▶ Direction
In the data below, find every line with the string "سيأتي" and pull it out.

[Data extracted from a collection]
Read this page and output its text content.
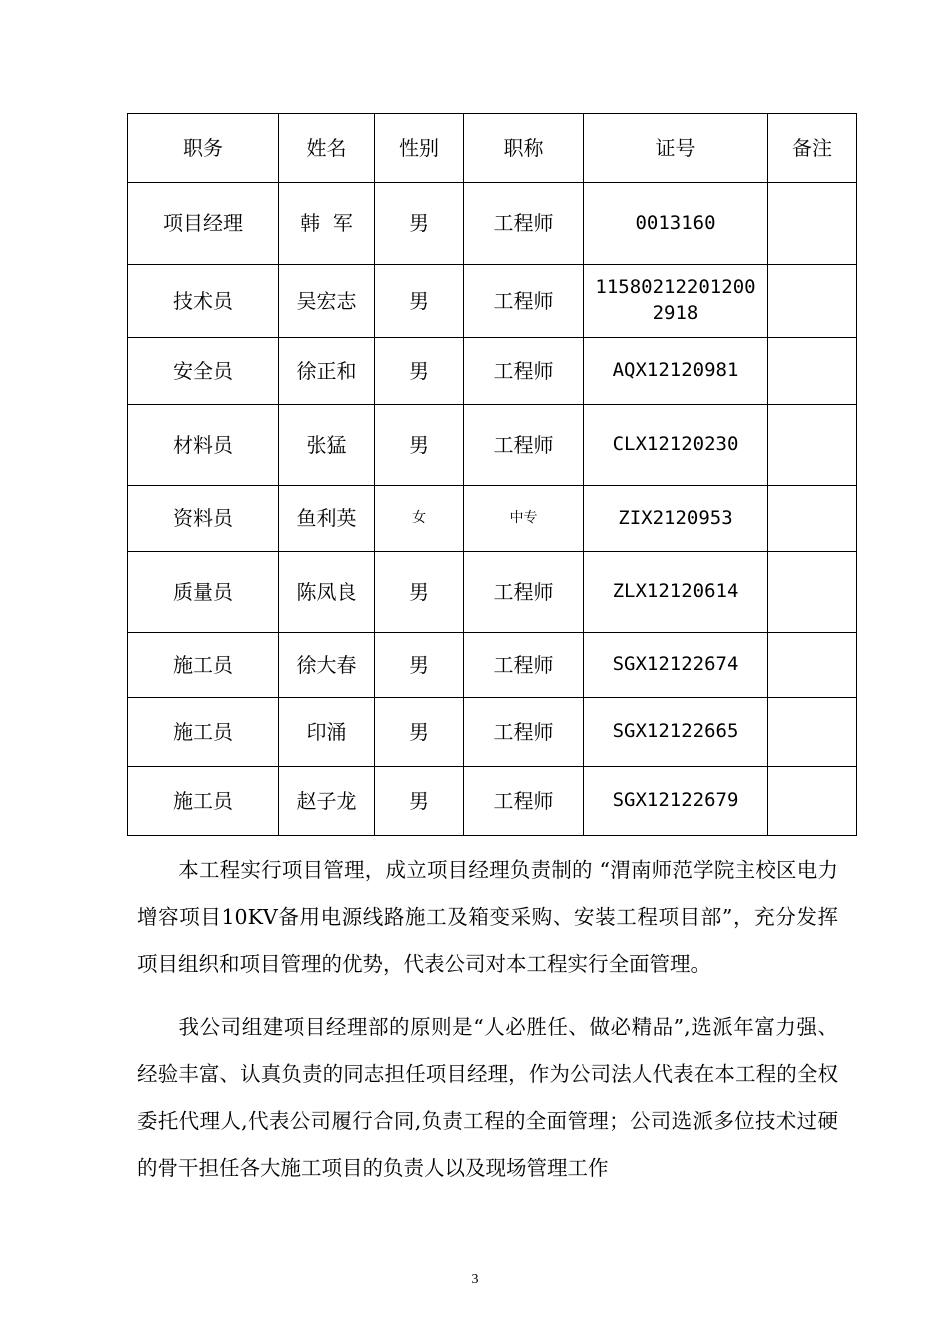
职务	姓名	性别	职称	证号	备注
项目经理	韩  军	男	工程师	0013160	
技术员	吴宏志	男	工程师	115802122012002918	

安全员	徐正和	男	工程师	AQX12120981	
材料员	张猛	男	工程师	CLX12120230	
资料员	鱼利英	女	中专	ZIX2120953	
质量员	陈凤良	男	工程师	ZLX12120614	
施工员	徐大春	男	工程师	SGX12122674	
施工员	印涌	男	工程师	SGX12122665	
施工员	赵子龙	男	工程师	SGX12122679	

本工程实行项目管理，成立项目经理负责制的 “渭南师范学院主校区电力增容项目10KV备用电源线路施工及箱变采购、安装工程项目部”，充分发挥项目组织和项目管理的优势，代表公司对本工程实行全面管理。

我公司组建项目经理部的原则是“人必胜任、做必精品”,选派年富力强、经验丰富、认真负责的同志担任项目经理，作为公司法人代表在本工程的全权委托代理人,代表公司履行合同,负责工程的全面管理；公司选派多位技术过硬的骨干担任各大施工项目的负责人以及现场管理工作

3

==

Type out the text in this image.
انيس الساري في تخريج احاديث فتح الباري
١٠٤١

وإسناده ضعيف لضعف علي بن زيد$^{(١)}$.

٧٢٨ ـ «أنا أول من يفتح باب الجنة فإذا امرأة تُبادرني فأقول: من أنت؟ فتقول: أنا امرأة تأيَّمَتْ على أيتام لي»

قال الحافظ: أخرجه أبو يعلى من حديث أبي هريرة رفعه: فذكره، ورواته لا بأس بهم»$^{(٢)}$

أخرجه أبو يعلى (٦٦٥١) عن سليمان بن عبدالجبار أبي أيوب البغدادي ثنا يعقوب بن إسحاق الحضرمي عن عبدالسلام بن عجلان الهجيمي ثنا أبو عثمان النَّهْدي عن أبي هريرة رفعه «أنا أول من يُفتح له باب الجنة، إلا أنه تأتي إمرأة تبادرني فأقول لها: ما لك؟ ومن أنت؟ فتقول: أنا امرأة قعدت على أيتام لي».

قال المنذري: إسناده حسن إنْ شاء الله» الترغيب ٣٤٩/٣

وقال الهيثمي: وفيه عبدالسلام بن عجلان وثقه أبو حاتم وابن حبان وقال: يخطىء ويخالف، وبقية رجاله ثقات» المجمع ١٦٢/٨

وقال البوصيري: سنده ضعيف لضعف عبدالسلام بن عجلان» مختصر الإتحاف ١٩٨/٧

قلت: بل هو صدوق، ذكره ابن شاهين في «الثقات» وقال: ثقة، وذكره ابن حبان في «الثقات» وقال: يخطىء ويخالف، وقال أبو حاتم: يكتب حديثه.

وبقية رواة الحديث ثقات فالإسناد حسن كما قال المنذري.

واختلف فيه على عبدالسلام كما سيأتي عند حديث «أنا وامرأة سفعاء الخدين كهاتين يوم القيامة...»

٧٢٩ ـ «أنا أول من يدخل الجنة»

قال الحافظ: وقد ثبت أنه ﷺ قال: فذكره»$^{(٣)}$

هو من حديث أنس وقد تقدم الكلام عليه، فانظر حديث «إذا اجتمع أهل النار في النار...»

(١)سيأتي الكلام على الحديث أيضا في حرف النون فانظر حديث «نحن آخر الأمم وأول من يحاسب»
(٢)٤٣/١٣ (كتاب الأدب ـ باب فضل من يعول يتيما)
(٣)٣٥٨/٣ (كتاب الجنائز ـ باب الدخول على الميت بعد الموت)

▶ Exercise response
واختلف فيه على عبدالسلام كما سيأتي عند حديث «أنا وامرأة سفعاء الخدين كهاتين يوم القيامة...»
(١)سيأتي الكلام على الحديث أيضا في حرف النون فانظر حديث «نحن آخر الأمم وأول من يحاسب»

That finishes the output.